___ TRECHO FORNECIDO

É difícil, mas há. A resposta mais obvia, entretanto, é o equilíbrio, mas como fazer isso?
Diante de tantos riscos, especialistas recomendam que os pais imponham limites claros ao uso do celular, priorizando atividades físicas, brincadeiras tradicionais e interações reais. A Sociedade Brasileira de Pediatria, por exemplo, sugere que crianças menores de dois anos não tenham nenhum contato com telas, e que, a partir dessa idade, o tempo de uso seja controlado e sempre supervisionado por um adulto.
A seguir, elencamos 10 dicas que podem ajudar nesse controle.
1 – Crie regras em conjunto: envolva a criança na criação das regras de uso do celular. Pergunte o que ela acha justo, quais horários considera bons para usar e, juntos, montem um “acordo”. Quando ela participa, sente-se respeitada e tende a aceitar melhor os limites;
2 – Estabeleça horários fixos para o uso: defina horários específicos para o uso do celular. Pode ser depois das tarefas escolares, antes do jantar, ou por 30 minutos em algum horário de sua preferencia. A previsibilidade ajuda a criança a se adaptar à rotina sem resistência;
3 – Use o celular como ferramenta de troca positiva: em vez de castigar tirando o celular, use como incentivo, como após fazer algo que é obrigatório, como a lição escolar, pode usar o celular por 30 minutos. Isso evita que a criança veja o controle como punição;
4 – Seja exemplo: as crianças imitam os adultos. Se os pais usam o celular excessivamente ou durante refeições e conversas, elas farão o mesmo. Mostre que há momentos certos para estar no digital — e também momentos de desconectar.
5 – Tenha momentos sem tela em família: estabeleça momentos “sem tela” durante o dia, como nas refeições, passeios ou na hora que for deitar para dormir. Use esses momentos para criar laços com atividades agradáveis, como jogos e leitura, para que a criança não sinta que está “perdendo algo”;
6 – Use controle parental de forma transparente: use aplicativos de controle parental (como o Family Link, Screen Time ou similares), mas explique para a criança que isso é uma forma de proteção, e não de espionagem ou desconfiança. Isso evita conflitos futuros;
7 – Ofereça alternativas interessantes: muitas vezes, o celular é o único divertimento que a criança acha que existe. Ofereça outras atividades prazerosas, como fazer algum esporte, assistir desenhos, brincar com massinha, jogar quebra-cabeças, fazer passeios, ler livros interativos etc. A criança precisa ter opções além da tela;
8 – Negocie o tempo de tela, mas não o elimine: evite proibir completamente, pois isso tende a causar resistência. É mais eficaz que pode usar um determinado período. Quando a criança sente que ainda tem algum controle, ela aceita melhor;
9 – Use o celular junto com a criança: mostre que o celular pode ser educativo e interativo. Sugira assistirem juntos aos vídeos educativos, joguem algo juntos, pesquisem temas que a criança goste. Assim, o aparelho deixa de ser apenas entretenimento isolado;
10- Mantenha o celular fora do quarto à noite: crie o hábito de guardar o celular em um local comum da casa à noite (por exemplo, na sala). Explique que isso ajuda no sono e evita distrações. Transforme essa regra em um costume familiar, mas não apenas para as crianças, mas para todos da casa. Lembre-se: crianças aprendem também por exemplo.

______
___ REGISTROS EXTRAÍDOS

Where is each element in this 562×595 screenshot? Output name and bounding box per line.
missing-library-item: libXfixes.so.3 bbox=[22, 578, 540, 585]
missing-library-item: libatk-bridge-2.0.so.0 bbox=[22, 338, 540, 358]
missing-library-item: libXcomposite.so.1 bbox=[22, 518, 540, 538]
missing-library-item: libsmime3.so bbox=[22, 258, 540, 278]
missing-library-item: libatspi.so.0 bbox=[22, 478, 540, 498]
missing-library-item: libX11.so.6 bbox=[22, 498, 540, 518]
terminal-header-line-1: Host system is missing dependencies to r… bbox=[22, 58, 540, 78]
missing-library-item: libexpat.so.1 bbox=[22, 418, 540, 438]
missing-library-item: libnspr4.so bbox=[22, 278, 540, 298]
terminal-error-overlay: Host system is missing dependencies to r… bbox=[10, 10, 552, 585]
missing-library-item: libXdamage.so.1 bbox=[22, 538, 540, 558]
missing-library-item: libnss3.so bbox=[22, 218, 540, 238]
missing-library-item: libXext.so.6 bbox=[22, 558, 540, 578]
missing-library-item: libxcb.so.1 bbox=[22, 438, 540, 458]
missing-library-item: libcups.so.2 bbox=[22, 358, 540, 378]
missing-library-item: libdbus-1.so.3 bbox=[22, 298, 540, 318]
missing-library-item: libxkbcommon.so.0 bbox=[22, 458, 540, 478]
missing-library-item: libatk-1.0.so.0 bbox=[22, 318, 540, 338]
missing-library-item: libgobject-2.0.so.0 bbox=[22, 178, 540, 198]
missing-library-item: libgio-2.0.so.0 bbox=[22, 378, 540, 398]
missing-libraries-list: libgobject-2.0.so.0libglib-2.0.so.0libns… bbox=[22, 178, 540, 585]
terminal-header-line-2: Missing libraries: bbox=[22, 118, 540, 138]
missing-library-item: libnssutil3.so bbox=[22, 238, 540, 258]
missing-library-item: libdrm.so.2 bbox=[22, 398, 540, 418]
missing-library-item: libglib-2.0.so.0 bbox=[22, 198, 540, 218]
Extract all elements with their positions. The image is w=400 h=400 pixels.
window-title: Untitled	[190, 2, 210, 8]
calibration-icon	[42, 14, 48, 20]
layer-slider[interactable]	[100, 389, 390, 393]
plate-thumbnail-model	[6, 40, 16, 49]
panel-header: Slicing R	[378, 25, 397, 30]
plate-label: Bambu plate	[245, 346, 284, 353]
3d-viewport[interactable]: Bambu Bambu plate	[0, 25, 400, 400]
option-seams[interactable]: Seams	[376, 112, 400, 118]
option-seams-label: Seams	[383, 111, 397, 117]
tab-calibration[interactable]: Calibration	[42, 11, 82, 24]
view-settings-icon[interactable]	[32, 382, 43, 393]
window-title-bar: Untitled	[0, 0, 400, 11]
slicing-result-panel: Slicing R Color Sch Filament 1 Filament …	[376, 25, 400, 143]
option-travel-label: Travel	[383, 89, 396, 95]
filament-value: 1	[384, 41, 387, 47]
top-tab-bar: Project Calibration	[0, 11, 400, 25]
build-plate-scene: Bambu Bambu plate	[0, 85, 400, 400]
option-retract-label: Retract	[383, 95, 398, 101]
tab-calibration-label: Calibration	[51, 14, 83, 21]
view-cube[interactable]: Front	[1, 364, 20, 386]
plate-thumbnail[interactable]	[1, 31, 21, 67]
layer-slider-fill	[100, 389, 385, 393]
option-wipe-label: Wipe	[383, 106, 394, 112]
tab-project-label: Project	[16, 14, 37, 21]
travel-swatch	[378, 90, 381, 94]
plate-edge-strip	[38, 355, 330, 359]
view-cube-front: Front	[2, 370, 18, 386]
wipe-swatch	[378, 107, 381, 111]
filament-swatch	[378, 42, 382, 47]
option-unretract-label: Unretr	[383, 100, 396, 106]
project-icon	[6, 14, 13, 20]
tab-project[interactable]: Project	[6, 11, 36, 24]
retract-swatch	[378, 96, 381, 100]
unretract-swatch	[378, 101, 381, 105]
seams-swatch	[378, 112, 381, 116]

______

**COMO FAZER:**
Responda, por favor, às perguntas abaixo com base no texto sobre o uso do celular por crianças.
1. Segundo a Sociedade Brasileira de Pediatria, quais crianças não devem ter nenhum contato com telas?
2. Quais aplicativos de controle parental o texto cita pelo nome?
3. Que cômodo da casa o texto dá como exemplo de local comum para guardar o celular à noite?

**RESPOSTA:**
1. Crianças menores de dois anos.
2. Family Link e Screen Time.
3. A sala.